■ PROMPT
Wherever the string "name" appears in the listing, copy that line.

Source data
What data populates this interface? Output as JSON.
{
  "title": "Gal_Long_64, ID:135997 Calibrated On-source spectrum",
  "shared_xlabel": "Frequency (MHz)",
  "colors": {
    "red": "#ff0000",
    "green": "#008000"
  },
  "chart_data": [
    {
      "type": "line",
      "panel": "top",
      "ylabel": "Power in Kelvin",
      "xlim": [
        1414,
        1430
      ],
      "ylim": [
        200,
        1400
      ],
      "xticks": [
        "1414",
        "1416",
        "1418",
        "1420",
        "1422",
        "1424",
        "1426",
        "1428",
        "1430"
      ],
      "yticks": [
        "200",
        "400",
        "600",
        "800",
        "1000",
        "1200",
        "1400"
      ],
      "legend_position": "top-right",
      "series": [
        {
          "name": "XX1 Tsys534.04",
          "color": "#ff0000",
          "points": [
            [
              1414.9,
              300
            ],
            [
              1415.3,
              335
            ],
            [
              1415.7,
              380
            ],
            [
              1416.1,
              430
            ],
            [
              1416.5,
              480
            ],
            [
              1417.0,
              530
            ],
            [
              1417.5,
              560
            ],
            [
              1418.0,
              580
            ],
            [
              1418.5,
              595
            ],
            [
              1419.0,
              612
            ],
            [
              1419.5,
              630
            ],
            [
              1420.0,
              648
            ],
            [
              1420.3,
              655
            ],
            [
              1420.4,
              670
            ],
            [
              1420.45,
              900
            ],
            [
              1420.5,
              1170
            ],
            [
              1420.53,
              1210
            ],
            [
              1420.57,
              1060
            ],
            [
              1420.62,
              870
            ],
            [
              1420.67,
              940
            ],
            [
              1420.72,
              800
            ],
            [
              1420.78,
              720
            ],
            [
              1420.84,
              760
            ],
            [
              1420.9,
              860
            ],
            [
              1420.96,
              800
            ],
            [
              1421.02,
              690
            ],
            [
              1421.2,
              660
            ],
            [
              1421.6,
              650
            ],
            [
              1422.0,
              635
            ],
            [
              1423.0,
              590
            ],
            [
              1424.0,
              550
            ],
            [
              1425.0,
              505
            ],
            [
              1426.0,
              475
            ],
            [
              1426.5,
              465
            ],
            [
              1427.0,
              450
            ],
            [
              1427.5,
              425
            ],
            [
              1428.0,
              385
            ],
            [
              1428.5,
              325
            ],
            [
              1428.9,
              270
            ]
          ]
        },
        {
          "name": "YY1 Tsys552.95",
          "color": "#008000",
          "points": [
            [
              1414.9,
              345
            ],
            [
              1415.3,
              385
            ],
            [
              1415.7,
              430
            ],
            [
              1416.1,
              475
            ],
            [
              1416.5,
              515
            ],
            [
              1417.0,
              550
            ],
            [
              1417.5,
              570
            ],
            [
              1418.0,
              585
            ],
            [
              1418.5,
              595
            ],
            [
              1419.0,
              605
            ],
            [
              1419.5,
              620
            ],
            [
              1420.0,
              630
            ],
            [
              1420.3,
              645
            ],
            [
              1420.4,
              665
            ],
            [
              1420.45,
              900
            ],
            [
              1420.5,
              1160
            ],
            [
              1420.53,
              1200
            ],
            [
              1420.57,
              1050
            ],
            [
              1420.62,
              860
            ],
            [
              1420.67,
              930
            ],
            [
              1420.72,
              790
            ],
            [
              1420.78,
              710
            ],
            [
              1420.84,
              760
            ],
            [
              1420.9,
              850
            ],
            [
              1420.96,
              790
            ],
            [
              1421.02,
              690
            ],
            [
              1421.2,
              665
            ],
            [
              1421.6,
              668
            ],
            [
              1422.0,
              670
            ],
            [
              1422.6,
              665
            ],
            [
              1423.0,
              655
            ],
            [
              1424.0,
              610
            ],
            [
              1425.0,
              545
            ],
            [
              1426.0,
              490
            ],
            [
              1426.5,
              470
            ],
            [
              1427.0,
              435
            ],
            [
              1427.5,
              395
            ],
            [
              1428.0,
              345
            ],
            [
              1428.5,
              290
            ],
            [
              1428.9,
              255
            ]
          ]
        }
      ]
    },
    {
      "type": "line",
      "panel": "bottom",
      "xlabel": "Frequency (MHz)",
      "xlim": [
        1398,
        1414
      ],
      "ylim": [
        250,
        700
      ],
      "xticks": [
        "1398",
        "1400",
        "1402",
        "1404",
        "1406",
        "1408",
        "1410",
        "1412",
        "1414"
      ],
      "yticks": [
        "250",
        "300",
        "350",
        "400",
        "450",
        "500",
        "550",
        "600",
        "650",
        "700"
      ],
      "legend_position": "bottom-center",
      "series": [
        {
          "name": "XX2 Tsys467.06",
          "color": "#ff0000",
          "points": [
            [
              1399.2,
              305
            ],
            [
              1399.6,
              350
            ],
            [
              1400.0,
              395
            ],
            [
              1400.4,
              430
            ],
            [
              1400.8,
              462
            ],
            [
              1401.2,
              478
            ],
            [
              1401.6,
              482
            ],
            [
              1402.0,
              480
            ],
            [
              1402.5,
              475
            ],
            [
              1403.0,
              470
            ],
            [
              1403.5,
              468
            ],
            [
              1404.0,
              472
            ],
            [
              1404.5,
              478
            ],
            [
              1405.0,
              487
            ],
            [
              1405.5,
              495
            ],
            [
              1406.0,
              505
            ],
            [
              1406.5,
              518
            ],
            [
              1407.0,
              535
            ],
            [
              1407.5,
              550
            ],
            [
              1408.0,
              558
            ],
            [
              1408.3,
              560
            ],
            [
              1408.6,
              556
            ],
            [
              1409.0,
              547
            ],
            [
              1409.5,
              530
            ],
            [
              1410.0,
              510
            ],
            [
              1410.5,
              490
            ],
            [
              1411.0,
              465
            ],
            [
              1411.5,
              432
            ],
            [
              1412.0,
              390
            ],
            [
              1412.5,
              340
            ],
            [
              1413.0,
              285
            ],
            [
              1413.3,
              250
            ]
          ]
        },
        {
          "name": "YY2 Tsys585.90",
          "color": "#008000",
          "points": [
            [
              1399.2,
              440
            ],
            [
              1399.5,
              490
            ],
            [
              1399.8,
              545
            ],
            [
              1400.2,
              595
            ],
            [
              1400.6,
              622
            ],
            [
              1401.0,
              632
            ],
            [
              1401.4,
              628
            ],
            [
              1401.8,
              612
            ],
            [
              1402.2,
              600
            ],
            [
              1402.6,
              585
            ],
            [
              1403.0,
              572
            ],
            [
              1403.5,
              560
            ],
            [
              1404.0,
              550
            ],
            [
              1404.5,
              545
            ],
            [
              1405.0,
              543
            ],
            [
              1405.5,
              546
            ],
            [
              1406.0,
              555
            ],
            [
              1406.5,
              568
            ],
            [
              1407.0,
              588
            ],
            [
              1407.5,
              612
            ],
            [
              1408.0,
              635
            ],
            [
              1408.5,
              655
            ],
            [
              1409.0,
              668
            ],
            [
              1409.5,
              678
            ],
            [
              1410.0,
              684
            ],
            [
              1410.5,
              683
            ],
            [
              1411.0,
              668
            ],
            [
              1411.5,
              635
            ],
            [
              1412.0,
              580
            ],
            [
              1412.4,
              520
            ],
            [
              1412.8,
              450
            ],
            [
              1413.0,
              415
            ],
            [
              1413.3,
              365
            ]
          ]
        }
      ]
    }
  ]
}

■ TASK RESPONSE
          "name": "XX1 Tsys534.04",
          "name": "YY1 Tsys552.95",
          "name": "XX2 Tsys467.06",
          "name": "YY2 Tsys585.90",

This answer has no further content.